╭──
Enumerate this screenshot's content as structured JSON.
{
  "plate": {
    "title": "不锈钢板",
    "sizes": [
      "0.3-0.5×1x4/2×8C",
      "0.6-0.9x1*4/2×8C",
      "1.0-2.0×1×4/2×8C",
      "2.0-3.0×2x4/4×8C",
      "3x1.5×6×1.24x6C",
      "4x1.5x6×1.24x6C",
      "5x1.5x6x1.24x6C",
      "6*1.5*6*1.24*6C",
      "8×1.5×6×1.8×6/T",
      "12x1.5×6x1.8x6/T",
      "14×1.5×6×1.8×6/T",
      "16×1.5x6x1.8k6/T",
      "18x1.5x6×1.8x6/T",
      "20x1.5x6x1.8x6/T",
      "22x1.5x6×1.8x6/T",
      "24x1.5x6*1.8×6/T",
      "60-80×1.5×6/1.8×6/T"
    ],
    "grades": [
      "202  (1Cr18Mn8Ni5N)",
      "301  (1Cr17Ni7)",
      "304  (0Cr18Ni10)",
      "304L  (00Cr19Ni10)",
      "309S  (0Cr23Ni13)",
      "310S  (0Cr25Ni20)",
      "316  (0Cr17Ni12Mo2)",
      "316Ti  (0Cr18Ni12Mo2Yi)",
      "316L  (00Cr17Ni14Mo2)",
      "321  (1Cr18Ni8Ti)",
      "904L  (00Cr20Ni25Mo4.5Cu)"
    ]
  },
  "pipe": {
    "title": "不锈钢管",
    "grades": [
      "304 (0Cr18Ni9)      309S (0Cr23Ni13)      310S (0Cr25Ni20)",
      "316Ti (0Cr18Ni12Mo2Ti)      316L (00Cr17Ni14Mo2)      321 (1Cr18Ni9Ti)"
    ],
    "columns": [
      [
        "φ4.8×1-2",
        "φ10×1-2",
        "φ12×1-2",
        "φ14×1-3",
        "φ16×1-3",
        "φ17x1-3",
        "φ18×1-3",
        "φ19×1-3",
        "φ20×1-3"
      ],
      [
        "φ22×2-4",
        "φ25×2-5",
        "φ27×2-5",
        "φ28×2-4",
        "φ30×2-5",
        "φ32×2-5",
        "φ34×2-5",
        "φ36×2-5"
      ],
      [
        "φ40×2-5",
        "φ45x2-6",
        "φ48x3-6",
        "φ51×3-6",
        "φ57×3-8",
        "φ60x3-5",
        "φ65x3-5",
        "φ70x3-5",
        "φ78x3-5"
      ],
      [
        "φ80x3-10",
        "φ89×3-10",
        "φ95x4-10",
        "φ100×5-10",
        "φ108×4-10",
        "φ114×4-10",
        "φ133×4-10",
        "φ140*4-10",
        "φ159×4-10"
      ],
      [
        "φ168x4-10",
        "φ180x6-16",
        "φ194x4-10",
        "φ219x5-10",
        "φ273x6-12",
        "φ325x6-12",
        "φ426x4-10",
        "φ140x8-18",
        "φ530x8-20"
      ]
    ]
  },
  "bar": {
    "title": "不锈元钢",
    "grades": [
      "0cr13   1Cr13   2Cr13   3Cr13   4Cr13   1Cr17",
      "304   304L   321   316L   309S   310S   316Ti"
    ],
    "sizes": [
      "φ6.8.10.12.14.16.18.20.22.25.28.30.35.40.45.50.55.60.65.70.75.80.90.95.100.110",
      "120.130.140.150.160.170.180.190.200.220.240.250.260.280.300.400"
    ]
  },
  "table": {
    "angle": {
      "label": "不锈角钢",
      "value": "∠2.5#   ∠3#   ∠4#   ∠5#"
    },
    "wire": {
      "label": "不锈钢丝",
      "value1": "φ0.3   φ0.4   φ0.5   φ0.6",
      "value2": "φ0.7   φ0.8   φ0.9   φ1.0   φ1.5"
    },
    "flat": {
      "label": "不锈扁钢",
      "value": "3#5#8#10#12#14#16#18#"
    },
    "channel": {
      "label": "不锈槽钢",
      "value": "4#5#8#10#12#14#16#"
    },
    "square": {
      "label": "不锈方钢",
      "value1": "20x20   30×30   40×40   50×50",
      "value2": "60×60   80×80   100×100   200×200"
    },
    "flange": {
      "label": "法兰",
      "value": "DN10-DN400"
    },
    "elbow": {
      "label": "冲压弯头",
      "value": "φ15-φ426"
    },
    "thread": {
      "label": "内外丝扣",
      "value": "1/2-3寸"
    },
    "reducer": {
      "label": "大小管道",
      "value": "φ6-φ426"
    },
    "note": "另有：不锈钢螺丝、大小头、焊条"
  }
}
╰──
== REQUIREMENTS ==
Determine the number of lines in the data that contain "label" as a word or string, and state only that number.

== RESULT OF THIS EXERCISE ==
9